* _Инструкция к заданию_: Повторите дословно отрывок от начала записей до строки, содержащей «data-point xyxy=(468,230,484,244)». Обе границы входят в отрывок.

* _Перечень записей_:
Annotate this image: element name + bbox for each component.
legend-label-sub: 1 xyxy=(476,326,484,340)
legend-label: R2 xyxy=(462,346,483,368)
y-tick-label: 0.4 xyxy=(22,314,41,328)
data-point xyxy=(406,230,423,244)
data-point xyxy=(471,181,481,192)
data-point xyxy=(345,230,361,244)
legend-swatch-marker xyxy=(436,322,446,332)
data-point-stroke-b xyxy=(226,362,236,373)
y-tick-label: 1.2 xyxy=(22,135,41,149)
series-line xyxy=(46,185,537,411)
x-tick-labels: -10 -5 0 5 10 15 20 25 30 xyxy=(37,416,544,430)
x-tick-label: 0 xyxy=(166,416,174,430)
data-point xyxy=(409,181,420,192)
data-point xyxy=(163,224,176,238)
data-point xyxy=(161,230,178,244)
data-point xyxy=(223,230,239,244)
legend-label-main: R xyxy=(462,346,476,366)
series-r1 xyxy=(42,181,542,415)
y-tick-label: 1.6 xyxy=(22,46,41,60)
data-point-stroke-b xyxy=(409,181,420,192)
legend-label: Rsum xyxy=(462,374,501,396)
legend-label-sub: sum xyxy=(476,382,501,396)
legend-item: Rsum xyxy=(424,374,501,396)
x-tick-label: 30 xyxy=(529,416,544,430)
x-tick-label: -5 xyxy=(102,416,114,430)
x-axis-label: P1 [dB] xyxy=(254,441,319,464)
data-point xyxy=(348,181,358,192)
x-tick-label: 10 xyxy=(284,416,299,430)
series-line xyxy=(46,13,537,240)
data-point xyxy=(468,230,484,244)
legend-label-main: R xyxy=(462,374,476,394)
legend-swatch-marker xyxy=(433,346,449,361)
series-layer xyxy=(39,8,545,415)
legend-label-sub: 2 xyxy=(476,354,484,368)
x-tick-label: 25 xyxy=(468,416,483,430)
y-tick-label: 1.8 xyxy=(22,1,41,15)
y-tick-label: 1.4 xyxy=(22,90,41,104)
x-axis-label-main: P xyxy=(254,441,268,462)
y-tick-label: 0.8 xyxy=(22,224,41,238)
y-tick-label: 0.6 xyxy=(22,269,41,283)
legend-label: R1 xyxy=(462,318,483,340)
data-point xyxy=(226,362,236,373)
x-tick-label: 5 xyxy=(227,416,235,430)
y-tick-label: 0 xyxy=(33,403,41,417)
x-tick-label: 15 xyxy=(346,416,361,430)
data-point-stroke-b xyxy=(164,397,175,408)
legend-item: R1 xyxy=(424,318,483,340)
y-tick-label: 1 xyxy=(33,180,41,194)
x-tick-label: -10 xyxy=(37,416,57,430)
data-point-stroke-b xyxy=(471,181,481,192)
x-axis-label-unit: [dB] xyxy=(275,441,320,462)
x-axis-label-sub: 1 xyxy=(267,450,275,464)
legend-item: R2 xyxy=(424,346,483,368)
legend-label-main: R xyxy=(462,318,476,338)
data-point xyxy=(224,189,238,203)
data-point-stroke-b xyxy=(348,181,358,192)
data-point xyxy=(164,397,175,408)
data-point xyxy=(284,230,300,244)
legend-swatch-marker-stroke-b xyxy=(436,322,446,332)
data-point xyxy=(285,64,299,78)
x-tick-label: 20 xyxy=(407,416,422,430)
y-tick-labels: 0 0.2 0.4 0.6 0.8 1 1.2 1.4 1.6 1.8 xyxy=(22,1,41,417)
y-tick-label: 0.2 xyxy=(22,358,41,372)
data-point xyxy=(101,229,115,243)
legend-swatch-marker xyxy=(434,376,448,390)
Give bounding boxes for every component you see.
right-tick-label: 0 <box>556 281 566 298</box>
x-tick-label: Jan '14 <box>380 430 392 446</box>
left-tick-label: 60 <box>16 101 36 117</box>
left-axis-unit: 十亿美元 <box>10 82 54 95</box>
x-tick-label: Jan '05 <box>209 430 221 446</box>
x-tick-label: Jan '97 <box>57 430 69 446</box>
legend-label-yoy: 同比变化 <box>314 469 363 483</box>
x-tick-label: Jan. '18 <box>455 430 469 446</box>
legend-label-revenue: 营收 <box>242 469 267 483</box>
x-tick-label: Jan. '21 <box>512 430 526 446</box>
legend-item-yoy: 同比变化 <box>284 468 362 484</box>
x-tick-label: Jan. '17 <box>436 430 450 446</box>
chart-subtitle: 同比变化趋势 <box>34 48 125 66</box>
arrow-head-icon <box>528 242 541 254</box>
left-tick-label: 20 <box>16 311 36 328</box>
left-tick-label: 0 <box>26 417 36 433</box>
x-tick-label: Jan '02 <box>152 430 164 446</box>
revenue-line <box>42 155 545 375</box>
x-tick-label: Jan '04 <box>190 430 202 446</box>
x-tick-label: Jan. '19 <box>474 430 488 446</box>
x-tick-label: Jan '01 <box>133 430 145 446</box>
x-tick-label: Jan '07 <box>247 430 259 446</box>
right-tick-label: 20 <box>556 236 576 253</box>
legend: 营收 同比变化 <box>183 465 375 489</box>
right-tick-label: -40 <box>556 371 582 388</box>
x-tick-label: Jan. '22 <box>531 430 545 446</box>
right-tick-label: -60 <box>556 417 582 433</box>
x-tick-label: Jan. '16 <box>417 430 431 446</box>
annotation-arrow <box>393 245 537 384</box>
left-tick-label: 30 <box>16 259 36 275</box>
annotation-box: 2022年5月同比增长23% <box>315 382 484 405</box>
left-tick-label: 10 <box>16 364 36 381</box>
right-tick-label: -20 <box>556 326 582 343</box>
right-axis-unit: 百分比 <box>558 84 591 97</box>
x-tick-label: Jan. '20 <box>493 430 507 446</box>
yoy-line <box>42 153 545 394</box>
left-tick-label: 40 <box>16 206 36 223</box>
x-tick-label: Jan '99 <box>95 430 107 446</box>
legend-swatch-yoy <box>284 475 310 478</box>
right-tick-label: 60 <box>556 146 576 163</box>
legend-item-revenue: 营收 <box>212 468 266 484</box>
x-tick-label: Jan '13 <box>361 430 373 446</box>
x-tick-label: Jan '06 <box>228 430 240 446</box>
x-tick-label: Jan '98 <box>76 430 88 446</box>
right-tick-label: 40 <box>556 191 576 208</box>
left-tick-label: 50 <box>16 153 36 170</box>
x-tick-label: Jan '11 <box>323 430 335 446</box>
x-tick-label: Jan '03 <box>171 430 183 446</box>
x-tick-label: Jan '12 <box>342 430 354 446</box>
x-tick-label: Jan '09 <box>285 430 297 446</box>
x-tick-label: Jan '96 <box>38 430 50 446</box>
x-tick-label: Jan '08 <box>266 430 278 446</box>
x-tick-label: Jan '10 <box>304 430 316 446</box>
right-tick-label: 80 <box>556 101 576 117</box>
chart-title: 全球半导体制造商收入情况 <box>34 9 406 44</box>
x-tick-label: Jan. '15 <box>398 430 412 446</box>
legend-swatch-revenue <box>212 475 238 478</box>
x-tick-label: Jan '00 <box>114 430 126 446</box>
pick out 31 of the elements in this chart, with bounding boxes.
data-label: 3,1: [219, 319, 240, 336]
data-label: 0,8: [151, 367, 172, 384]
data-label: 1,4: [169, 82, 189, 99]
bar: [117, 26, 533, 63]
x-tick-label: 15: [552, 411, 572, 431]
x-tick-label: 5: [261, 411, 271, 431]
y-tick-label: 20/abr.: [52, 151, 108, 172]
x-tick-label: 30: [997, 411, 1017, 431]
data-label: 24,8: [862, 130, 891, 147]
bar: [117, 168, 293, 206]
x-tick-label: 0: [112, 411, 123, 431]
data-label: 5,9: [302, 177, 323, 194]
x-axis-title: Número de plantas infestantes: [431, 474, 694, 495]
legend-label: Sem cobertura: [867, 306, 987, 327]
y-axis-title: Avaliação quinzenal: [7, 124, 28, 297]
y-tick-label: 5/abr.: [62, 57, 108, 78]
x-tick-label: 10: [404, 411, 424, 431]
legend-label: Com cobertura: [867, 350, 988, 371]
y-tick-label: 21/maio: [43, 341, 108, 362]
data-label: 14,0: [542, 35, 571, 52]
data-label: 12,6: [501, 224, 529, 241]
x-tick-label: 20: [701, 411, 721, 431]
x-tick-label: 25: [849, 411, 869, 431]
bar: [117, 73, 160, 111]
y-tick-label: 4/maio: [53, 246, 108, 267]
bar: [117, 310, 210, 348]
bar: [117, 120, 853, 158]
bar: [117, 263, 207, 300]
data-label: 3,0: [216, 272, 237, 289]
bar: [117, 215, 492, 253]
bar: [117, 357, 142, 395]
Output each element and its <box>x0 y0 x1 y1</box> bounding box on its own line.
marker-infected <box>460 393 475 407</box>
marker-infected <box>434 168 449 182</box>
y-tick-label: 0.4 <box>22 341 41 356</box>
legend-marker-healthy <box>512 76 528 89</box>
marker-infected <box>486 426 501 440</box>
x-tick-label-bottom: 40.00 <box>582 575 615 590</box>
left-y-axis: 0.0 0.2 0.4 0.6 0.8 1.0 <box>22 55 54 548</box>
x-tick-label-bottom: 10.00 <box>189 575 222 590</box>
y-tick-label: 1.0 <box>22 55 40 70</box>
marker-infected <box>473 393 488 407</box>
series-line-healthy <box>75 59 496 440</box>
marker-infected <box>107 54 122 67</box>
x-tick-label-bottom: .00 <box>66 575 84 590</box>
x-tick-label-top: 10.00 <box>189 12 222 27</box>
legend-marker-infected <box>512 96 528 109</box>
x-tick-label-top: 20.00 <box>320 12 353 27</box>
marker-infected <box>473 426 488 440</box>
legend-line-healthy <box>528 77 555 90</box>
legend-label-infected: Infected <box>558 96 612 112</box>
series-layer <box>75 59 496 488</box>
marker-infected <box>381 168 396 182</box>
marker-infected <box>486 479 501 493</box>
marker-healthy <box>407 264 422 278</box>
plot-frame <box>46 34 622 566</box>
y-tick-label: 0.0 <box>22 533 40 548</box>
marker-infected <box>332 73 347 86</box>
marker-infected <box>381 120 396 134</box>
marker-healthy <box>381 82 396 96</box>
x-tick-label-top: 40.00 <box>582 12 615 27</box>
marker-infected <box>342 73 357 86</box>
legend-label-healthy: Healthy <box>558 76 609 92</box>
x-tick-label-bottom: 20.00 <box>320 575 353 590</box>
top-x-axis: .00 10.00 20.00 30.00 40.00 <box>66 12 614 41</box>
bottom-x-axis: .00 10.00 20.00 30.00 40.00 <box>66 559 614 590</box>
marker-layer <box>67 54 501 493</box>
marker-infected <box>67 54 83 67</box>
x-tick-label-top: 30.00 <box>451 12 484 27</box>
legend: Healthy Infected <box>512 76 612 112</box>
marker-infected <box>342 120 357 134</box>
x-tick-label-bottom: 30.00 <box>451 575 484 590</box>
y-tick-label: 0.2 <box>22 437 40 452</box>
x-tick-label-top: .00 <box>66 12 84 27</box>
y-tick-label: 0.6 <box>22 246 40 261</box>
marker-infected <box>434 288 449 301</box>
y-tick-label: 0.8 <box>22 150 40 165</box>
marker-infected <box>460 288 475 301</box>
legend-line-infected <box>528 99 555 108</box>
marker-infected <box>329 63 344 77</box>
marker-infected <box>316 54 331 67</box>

* _Ответ к заданию_:
Annotate this image: element name + bbox for each component.
legend-label-sub: 1 xyxy=(476,326,484,340)
legend-label: R2 xyxy=(462,346,483,368)
y-tick-label: 0.4 xyxy=(22,314,41,328)
data-point xyxy=(406,230,423,244)
data-point xyxy=(471,181,481,192)
data-point xyxy=(345,230,361,244)
legend-swatch-marker xyxy=(436,322,446,332)
data-point-stroke-b xyxy=(226,362,236,373)
y-tick-label: 1.2 xyxy=(22,135,41,149)
series-line xyxy=(46,185,537,411)
x-tick-labels: -10 -5 0 5 10 15 20 25 30 xyxy=(37,416,544,430)
x-tick-label: 0 xyxy=(166,416,174,430)
data-point xyxy=(409,181,420,192)
data-point xyxy=(163,224,176,238)
data-point xyxy=(161,230,178,244)
data-point xyxy=(223,230,239,244)
legend-label-main: R xyxy=(462,346,476,366)
series-r1 xyxy=(42,181,542,415)
y-tick-label: 1.6 xyxy=(22,46,41,60)
data-point-stroke-b xyxy=(409,181,420,192)
legend-label: Rsum xyxy=(462,374,501,396)
legend-label-sub: sum xyxy=(476,382,501,396)
legend-item: Rsum xyxy=(424,374,501,396)
x-tick-label: 30 xyxy=(529,416,544,430)
x-tick-label: -5 xyxy=(102,416,114,430)
x-axis-label: P1 [dB] xyxy=(254,441,319,464)
data-point xyxy=(348,181,358,192)
x-tick-label: 10 xyxy=(284,416,299,430)
series-line xyxy=(46,13,537,240)
data-point xyxy=(468,230,484,244)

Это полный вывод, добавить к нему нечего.